Problem statement:
Give the number of lines below that contain the word "hangup", and nothing else.

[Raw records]

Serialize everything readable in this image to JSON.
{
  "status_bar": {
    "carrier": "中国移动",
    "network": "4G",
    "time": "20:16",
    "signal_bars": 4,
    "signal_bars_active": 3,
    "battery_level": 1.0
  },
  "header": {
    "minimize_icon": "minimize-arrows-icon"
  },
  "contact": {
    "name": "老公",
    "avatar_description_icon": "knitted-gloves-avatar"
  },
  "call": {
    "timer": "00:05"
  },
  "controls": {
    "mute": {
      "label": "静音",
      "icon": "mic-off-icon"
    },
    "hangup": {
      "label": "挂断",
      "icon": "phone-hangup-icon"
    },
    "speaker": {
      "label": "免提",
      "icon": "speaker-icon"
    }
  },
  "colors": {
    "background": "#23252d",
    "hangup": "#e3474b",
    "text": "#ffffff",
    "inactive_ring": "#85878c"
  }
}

Task output:
3